§ **OBJECTIVE**
Do any lines in the data below contain "this"? If so, copy every one of them.

§ **Rows from a dataset**
* start *
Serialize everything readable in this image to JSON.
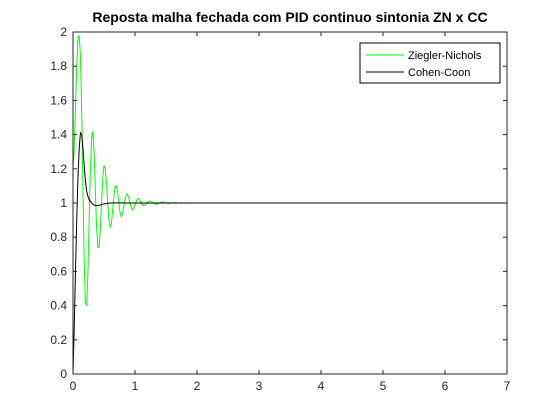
{
  "chart_data": {
    "type": "line",
    "title": "Reposta malha fechada com PID continuo sintonia ZN x CC",
    "xlabel": "",
    "ylabel": "",
    "xlim": [
      0,
      7
    ],
    "ylim": [
      0,
      2
    ],
    "grid": false,
    "legend_position": "top-right",
    "x_ticks": [
      "0",
      "1",
      "2",
      "3",
      "4",
      "5",
      "6",
      "7"
    ],
    "y_ticks": [
      "0",
      "0.2",
      "0.4",
      "0.6",
      "0.8",
      "1",
      "1.2",
      "1.4",
      "1.6",
      "1.8",
      "2"
    ],
    "series": [
      {
        "name": "Ziegler-Nichols",
        "color": "#00ff00",
        "x": [
          0,
          0.02,
          0.04,
          0.06,
          0.08,
          0.1,
          0.12,
          0.14,
          0.16,
          0.18,
          0.2,
          0.22,
          0.24,
          0.26,
          0.28,
          0.3,
          0.32,
          0.34,
          0.36,
          0.38,
          0.4,
          0.42,
          0.44,
          0.46,
          0.48,
          0.5,
          0.52,
          0.54,
          0.56,
          0.58,
          0.6,
          0.62,
          0.64,
          0.66,
          0.68,
          0.7,
          0.72,
          0.74,
          0.76,
          0.78,
          0.8,
          0.82,
          0.84,
          0.86,
          0.88,
          0.9,
          0.92,
          0.94,
          0.96,
          0.98,
          1.0,
          1.02,
          1.04,
          1.06,
          1.08,
          1.1,
          1.12,
          1.14,
          1.16,
          1.18,
          1.2,
          1.22,
          1.24,
          1.26,
          1.28,
          1.3,
          1.32,
          1.34,
          1.36,
          1.38,
          1.4,
          1.42,
          1.44,
          1.46,
          1.48,
          1.5,
          1.52,
          1.54,
          1.56,
          1.58,
          1.6,
          1.62,
          1.64,
          1.66,
          1.68,
          1.7,
          1.72,
          1.74,
          1.76,
          1.78,
          1.8,
          1.82,
          1.84,
          1.86,
          1.88,
          1.9,
          1.92,
          1.94,
          1.96,
          1.98,
          2.0,
          7.0
        ],
        "values": [
          1.2,
          1.32,
          1.56,
          1.8,
          1.96,
          1.98,
          1.86,
          1.54,
          1.1,
          0.66,
          0.42,
          0.4,
          0.58,
          0.9,
          1.18,
          1.38,
          1.42,
          1.3,
          1.08,
          0.86,
          0.74,
          0.74,
          0.84,
          1.0,
          1.14,
          1.22,
          1.2,
          1.12,
          1.0,
          0.9,
          0.86,
          0.88,
          0.96,
          1.04,
          1.1,
          1.1,
          1.06,
          1.0,
          0.94,
          0.92,
          0.94,
          0.98,
          1.02,
          1.05,
          1.05,
          1.03,
          1.0,
          0.97,
          0.96,
          0.97,
          0.99,
          1.01,
          1.025,
          1.025,
          1.015,
          1.0,
          0.99,
          0.985,
          0.988,
          0.995,
          1.0,
          1.008,
          1.012,
          1.01,
          1.005,
          1.0,
          0.995,
          0.993,
          0.995,
          0.998,
          1.0,
          1.004,
          1.006,
          1.005,
          1.002,
          1.0,
          0.998,
          0.997,
          0.998,
          0.999,
          1.0,
          1.002,
          1.003,
          1.002,
          1.001,
          1.0,
          0.999,
          0.999,
          0.999,
          1.0,
          1.0,
          1.001,
          1.001,
          1.001,
          1.0,
          1.0,
          1.0,
          1.0,
          1.0,
          1.0,
          1.0,
          1.0
        ]
      },
      {
        "name": "Cohen-Coon",
        "color": "#000000",
        "x": [
          0,
          0.02,
          0.04,
          0.06,
          0.08,
          0.1,
          0.12,
          0.14,
          0.16,
          0.18,
          0.2,
          0.22,
          0.24,
          0.26,
          0.28,
          0.3,
          0.33,
          0.36,
          0.4,
          0.45,
          0.5,
          0.55,
          0.6,
          0.7,
          0.8,
          0.9,
          1.0,
          1.2,
          1.5,
          7.0
        ],
        "values": [
          0,
          0.28,
          0.6,
          0.9,
          1.15,
          1.32,
          1.41,
          1.4,
          1.32,
          1.22,
          1.13,
          1.07,
          1.04,
          1.02,
          1.01,
          1.0,
          0.99,
          0.985,
          0.985,
          0.99,
          0.995,
          0.998,
          1.0,
          1.001,
          1.001,
          1.0,
          1.0,
          1.0,
          1.0,
          1.0
        ]
      }
    ]
  }
}
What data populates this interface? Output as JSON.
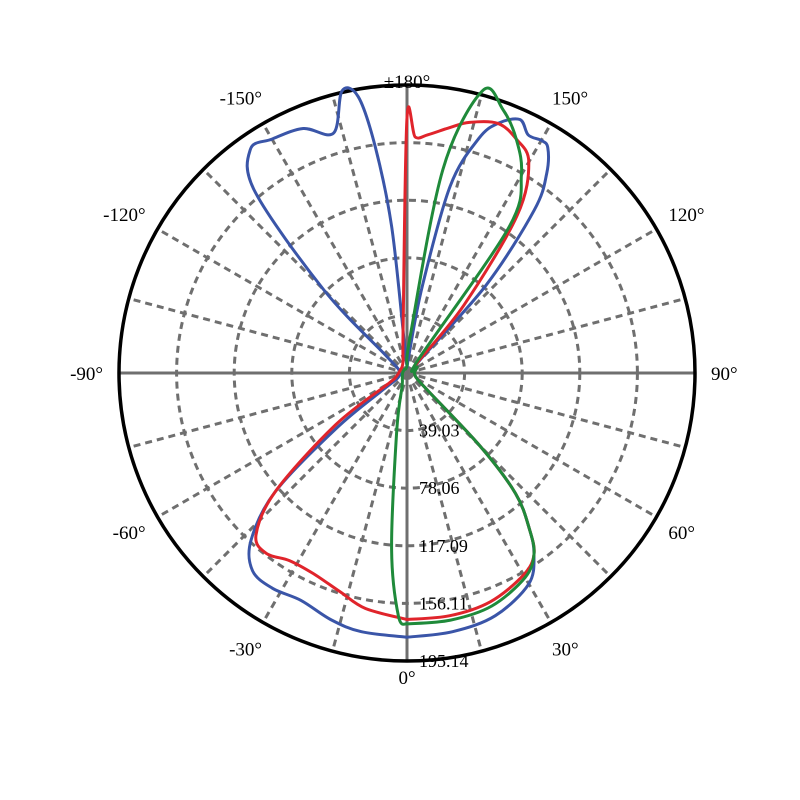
{
  "chart_data": {
    "type": "polar-line",
    "title": "",
    "angle_labels": [
      {
        "deg": 0,
        "text": "0°"
      },
      {
        "deg": 30,
        "text": "30°"
      },
      {
        "deg": 60,
        "text": "60°"
      },
      {
        "deg": 90,
        "text": "90°"
      },
      {
        "deg": 120,
        "text": "120°"
      },
      {
        "deg": 150,
        "text": "150°"
      },
      {
        "deg": 180,
        "text": "±180°"
      },
      {
        "deg": -150,
        "text": "-150°"
      },
      {
        "deg": -120,
        "text": "-120°"
      },
      {
        "deg": -90,
        "text": "-90°"
      },
      {
        "deg": -60,
        "text": "-60°"
      },
      {
        "deg": -30,
        "text": "-30°"
      }
    ],
    "radial_ticks": [
      39.03,
      78.06,
      117.09,
      156.11,
      195.14
    ],
    "radial_tick_labels": [
      "39.03",
      "78.06",
      "117.09",
      "156.11",
      "195.14"
    ],
    "rmax": 195.14,
    "spoke_step_deg": 15,
    "angle_zero_position": "bottom",
    "angle_direction": "counterclockwise",
    "grid": true,
    "legend": "none",
    "series": [
      {
        "color": "#3a55a8",
        "points": [
          [
            0,
            179
          ],
          [
            10,
            178
          ],
          [
            20,
            175
          ],
          [
            30,
            165
          ],
          [
            35,
            150
          ],
          [
            38,
            135
          ],
          [
            42,
            110
          ],
          [
            45,
            70
          ],
          [
            50,
            18
          ],
          [
            60,
            8
          ],
          [
            90,
            5
          ],
          [
            120,
            8
          ],
          [
            135,
            12
          ],
          [
            138,
            80
          ],
          [
            142,
            140
          ],
          [
            145,
            165
          ],
          [
            148,
            180
          ],
          [
            150,
            182
          ],
          [
            153,
            181
          ],
          [
            156,
            188
          ],
          [
            160,
            180
          ],
          [
            163,
            166
          ],
          [
            167,
            130
          ],
          [
            170,
            60
          ],
          [
            174,
            12
          ],
          [
            180,
            5
          ],
          [
            185,
            20
          ],
          [
            186,
            100
          ],
          [
            188,
            155
          ],
          [
            190,
            190
          ],
          [
            193,
            196
          ],
          [
            197,
            170
          ],
          [
            203,
            180
          ],
          [
            210,
            183
          ],
          [
            215,
            185
          ],
          [
            220,
            160
          ],
          [
            225,
            80
          ],
          [
            230,
            20
          ],
          [
            240,
            8
          ],
          [
            270,
            5
          ],
          [
            300,
            8
          ],
          [
            305,
            20
          ],
          [
            308,
            60
          ],
          [
            312,
            120
          ],
          [
            317,
            155
          ],
          [
            322,
            170
          ],
          [
            328,
            172
          ],
          [
            335,
            170
          ],
          [
            343,
            175
          ],
          [
            350,
            178
          ],
          [
            360,
            179
          ]
        ]
      },
      {
        "color": "#e0242b",
        "points": [
          [
            0,
            167
          ],
          [
            10,
            167
          ],
          [
            20,
            165
          ],
          [
            30,
            158
          ],
          [
            35,
            150
          ],
          [
            38,
            135
          ],
          [
            42,
            110
          ],
          [
            45,
            70
          ],
          [
            50,
            18
          ],
          [
            60,
            8
          ],
          [
            90,
            5
          ],
          [
            120,
            8
          ],
          [
            135,
            10
          ],
          [
            140,
            60
          ],
          [
            145,
            130
          ],
          [
            150,
            165
          ],
          [
            155,
            175
          ],
          [
            160,
            180
          ],
          [
            166,
            175
          ],
          [
            170,
            169
          ],
          [
            175,
            162
          ],
          [
            178,
            160
          ],
          [
            180,
            173
          ],
          [
            185,
            30
          ],
          [
            200,
            8
          ],
          [
            250,
            5
          ],
          [
            290,
            8
          ],
          [
            300,
            15
          ],
          [
            306,
            60
          ],
          [
            312,
            120
          ],
          [
            317,
            150
          ],
          [
            322,
            155
          ],
          [
            328,
            150
          ],
          [
            335,
            150
          ],
          [
            343,
            155
          ],
          [
            350,
            162
          ],
          [
            360,
            167
          ]
        ]
      },
      {
        "color": "#1f8a3a",
        "points": [
          [
            0,
            170
          ],
          [
            10,
            170
          ],
          [
            20,
            168
          ],
          [
            30,
            160
          ],
          [
            35,
            150
          ],
          [
            38,
            135
          ],
          [
            42,
            110
          ],
          [
            45,
            70
          ],
          [
            50,
            18
          ],
          [
            60,
            8
          ],
          [
            90,
            5
          ],
          [
            120,
            8
          ],
          [
            140,
            12
          ],
          [
            145,
            120
          ],
          [
            150,
            155
          ],
          [
            155,
            175
          ],
          [
            160,
            190
          ],
          [
            165,
            198
          ],
          [
            170,
            140
          ],
          [
            175,
            25
          ],
          [
            180,
            5
          ],
          [
            220,
            3
          ],
          [
            270,
            3
          ],
          [
            320,
            5
          ],
          [
            340,
            10
          ],
          [
            350,
            40
          ],
          [
            355,
            120
          ],
          [
            358,
            165
          ],
          [
            360,
            170
          ]
        ]
      }
    ]
  }
}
* end *
§ **SOLUTION TO THE EXERCISE**
Serialize everything readable in this image to JSON.
What data populates this interface? Output as JSON.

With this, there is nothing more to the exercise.